___ INPUT FOR THIS TASK ___
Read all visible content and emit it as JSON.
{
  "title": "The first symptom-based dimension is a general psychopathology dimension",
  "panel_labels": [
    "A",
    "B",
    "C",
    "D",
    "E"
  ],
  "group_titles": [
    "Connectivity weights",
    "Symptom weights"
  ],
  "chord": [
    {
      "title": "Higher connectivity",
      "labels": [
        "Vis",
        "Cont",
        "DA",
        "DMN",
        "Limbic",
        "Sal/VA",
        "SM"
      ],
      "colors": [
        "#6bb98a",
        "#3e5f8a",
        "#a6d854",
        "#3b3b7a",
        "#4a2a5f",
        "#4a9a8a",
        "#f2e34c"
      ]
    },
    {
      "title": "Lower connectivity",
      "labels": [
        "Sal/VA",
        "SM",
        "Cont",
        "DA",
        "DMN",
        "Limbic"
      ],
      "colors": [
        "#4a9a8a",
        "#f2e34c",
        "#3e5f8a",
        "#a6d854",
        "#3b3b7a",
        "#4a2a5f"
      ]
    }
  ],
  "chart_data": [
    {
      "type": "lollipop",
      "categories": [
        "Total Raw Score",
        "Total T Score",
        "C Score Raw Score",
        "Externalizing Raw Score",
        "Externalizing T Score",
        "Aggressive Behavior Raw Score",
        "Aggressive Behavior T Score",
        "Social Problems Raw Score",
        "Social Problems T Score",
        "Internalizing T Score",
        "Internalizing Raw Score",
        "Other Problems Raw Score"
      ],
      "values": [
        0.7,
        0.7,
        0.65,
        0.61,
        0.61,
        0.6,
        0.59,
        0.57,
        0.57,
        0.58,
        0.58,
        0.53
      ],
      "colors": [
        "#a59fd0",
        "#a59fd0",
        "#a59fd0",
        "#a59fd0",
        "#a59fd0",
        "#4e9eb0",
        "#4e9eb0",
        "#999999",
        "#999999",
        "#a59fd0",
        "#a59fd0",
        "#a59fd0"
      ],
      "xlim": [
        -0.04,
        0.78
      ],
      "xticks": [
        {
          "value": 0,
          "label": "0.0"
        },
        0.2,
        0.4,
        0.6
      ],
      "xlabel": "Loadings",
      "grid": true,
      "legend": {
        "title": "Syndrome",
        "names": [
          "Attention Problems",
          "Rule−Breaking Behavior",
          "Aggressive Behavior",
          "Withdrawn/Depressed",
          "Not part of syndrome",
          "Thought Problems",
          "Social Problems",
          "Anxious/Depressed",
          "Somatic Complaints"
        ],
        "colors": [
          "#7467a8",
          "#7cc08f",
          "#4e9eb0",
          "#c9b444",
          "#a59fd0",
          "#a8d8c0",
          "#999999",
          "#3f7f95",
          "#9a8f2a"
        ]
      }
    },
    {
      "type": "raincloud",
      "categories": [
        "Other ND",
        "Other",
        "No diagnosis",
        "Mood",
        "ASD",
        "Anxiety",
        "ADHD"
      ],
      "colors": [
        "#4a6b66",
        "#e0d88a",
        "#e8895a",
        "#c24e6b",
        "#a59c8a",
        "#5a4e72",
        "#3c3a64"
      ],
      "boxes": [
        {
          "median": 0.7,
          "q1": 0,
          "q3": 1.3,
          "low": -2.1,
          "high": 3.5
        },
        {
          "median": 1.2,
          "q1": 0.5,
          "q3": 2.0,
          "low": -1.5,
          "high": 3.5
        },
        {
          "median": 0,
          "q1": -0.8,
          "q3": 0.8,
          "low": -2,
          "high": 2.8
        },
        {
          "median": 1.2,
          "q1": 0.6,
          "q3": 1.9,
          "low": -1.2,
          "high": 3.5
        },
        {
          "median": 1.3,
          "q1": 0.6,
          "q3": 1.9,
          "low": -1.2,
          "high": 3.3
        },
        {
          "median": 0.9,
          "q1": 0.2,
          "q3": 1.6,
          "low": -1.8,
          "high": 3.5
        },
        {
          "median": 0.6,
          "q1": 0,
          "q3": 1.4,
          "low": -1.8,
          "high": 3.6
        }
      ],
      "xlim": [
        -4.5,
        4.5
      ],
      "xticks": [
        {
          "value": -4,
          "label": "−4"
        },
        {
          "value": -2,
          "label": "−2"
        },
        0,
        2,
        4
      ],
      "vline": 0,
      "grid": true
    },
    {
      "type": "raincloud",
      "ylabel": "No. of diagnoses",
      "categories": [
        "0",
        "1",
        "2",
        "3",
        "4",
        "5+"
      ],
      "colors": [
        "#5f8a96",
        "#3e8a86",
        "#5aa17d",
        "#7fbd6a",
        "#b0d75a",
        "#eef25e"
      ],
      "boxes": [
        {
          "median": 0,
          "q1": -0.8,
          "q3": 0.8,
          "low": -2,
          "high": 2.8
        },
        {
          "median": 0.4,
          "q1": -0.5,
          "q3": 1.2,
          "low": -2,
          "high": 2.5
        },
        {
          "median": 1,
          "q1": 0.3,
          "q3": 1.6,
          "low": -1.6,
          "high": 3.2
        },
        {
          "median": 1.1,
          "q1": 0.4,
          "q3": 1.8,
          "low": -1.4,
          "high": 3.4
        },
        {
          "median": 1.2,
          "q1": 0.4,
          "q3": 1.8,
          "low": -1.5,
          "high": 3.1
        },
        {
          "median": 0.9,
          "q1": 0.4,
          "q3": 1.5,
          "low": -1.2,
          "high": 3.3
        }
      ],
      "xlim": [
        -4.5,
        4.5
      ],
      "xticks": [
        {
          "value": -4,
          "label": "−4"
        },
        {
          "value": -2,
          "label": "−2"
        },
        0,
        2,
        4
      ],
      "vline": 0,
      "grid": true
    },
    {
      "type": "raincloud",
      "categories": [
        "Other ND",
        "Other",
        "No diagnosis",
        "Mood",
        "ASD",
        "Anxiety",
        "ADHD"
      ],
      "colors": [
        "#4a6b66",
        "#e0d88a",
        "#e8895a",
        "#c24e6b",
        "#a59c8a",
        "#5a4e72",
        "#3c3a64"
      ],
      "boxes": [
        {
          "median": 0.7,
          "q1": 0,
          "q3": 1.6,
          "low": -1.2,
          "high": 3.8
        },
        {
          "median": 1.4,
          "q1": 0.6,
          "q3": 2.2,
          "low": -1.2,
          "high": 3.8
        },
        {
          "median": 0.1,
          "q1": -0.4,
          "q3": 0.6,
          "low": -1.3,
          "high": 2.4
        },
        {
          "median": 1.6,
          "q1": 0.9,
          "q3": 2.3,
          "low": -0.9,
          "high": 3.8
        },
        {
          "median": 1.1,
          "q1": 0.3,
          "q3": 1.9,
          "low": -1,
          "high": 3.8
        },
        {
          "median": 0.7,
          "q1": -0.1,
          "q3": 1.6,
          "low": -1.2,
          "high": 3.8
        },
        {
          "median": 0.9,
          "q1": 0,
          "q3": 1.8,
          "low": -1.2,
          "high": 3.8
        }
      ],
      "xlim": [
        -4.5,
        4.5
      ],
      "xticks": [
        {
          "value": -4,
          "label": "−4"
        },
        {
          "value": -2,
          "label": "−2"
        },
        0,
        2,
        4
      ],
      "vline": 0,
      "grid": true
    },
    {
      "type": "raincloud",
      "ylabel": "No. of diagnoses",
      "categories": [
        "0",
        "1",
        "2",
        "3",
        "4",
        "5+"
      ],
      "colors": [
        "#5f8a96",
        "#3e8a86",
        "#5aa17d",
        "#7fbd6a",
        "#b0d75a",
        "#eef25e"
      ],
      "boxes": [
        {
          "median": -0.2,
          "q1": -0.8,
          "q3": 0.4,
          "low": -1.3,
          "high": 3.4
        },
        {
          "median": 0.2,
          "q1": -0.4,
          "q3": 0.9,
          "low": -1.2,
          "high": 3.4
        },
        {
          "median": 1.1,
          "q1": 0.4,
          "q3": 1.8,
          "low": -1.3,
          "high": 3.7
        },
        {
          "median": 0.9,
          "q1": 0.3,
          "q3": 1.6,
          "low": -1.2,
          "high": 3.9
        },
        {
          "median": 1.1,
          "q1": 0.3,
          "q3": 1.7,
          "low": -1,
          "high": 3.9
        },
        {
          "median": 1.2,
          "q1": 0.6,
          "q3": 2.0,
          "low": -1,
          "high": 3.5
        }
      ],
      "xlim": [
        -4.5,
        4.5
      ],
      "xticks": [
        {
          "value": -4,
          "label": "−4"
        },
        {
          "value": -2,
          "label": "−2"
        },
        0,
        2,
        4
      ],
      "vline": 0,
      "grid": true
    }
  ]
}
___
> **PROBLEM STATEMENT**
Find each line holding the string "weights" and copy it out.

> **EXERCISE SOLUTION**
    "Connectivity weights",
    "Symptom weights"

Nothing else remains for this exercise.